§ Task to carry out
Only a number is wanted: the count of lines in this listing that contain "every".
○ ○ ○
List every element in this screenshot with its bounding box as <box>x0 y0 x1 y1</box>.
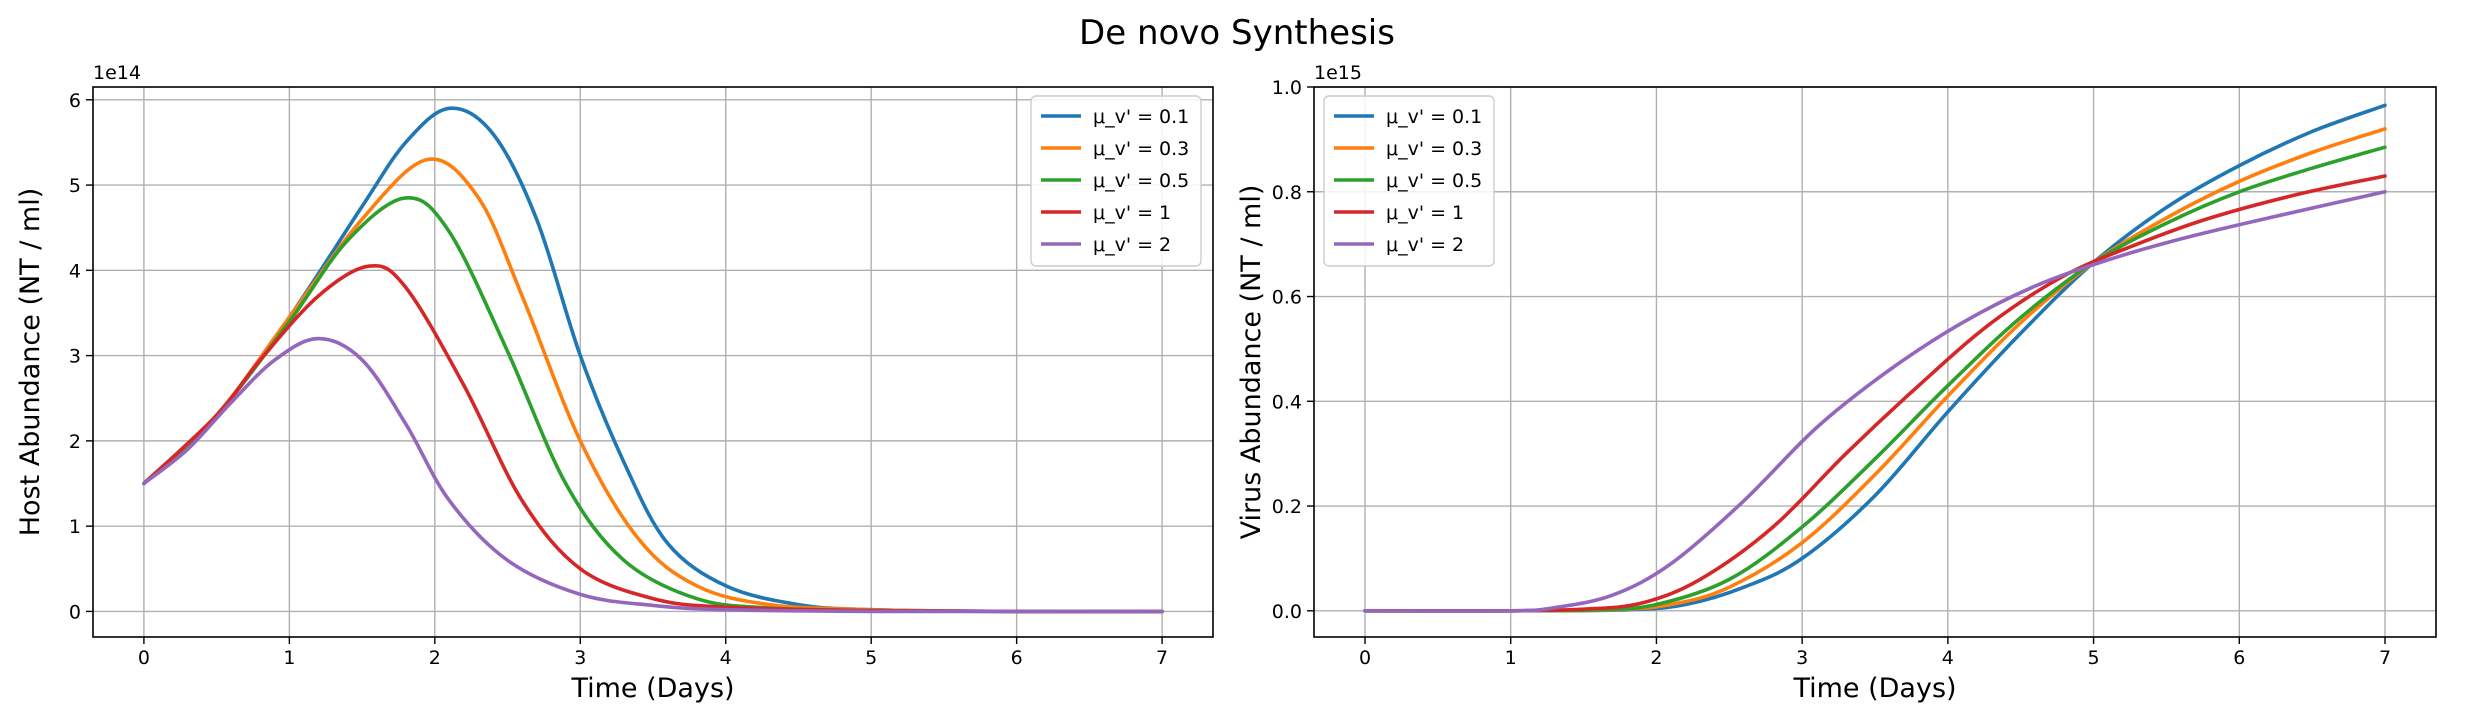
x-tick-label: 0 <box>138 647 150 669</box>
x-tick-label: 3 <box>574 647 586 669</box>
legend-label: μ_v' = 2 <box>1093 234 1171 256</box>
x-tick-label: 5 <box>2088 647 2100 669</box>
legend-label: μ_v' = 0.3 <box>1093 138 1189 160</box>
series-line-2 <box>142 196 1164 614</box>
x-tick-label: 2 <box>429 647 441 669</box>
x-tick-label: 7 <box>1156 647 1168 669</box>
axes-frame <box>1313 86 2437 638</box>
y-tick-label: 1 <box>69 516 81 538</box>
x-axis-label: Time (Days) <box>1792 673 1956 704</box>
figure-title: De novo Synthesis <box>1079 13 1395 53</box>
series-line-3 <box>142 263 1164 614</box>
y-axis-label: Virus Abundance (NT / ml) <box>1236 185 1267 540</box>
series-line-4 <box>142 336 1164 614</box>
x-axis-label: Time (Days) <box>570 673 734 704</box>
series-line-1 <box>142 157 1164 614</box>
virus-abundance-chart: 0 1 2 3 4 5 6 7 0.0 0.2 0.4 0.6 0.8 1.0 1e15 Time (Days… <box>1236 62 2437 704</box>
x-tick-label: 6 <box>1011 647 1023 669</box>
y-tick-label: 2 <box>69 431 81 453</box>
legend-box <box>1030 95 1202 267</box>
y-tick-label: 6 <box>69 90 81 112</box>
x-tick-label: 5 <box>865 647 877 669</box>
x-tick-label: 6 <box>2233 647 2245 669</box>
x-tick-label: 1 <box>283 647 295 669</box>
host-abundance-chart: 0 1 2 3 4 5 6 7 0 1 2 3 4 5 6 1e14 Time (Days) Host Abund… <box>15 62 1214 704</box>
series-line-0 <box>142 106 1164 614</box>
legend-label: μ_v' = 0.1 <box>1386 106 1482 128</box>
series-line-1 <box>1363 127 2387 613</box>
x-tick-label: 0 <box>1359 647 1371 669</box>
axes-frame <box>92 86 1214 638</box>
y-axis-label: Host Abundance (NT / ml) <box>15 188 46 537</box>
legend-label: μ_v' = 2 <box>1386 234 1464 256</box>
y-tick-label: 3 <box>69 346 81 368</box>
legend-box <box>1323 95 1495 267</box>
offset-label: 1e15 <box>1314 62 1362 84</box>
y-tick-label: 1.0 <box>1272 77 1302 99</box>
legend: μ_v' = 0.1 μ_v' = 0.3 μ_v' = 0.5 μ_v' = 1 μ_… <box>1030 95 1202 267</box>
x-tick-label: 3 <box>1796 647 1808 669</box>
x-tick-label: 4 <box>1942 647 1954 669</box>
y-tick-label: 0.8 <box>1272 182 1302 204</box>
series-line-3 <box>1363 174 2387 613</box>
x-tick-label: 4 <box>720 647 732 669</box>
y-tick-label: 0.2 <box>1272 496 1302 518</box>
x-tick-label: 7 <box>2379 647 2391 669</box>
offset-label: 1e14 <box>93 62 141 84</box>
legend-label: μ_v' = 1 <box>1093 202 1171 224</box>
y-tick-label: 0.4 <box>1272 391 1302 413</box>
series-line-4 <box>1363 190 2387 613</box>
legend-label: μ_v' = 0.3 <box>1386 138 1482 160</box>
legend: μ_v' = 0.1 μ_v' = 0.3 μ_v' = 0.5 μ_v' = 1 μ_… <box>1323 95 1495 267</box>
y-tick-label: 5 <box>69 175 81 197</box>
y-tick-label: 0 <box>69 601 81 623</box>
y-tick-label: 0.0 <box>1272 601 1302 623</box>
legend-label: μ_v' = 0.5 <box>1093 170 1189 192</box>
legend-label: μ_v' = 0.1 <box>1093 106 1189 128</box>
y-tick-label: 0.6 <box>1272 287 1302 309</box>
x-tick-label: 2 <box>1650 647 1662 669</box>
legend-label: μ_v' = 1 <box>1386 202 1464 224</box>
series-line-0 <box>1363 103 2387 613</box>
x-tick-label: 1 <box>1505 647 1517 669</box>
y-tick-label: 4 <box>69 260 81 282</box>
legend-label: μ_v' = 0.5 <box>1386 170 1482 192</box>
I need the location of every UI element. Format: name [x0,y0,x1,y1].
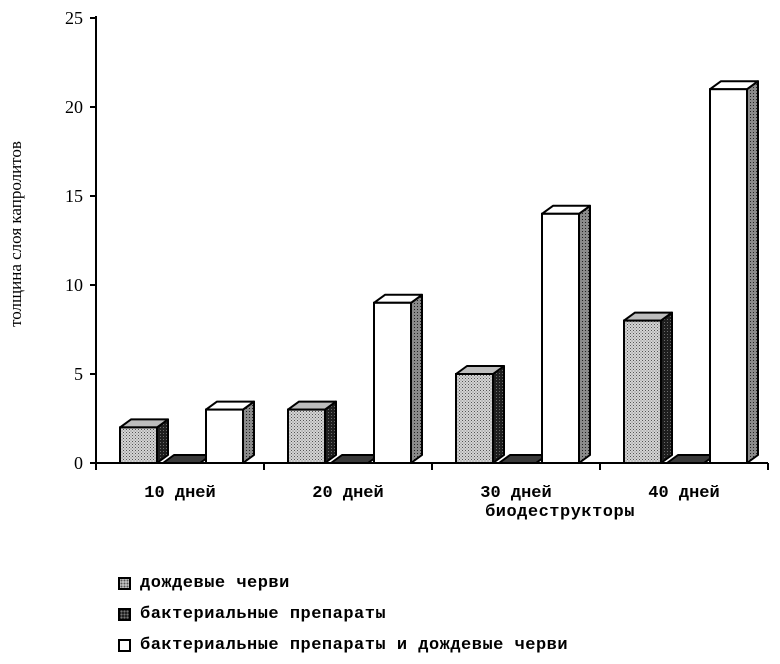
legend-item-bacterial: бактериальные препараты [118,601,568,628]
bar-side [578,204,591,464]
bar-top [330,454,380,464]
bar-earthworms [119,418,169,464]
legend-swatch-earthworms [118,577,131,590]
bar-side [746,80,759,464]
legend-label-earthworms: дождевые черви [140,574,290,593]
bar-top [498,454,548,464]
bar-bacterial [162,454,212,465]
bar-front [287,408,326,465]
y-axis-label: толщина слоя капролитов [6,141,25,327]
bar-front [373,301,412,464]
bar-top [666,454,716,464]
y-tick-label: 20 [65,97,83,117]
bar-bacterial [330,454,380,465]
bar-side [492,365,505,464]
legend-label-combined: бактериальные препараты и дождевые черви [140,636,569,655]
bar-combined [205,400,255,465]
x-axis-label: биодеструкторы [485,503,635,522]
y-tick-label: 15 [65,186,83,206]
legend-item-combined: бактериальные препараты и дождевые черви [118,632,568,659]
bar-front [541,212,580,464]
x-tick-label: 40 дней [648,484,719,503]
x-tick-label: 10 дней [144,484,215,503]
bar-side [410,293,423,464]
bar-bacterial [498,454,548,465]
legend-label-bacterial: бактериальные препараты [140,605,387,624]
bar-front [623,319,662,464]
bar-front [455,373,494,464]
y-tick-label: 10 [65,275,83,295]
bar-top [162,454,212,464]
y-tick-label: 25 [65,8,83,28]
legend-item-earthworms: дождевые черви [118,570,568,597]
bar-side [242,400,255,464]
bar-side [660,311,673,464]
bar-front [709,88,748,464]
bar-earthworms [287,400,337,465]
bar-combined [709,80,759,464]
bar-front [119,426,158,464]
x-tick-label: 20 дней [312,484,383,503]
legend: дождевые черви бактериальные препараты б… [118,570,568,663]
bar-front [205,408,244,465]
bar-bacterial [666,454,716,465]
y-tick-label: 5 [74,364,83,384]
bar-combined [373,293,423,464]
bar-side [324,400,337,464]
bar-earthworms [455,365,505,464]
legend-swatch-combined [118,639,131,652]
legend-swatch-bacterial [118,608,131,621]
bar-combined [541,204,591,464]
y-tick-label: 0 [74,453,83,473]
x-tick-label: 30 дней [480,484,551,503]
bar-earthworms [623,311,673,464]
○ ○ ○
§ Task solution
2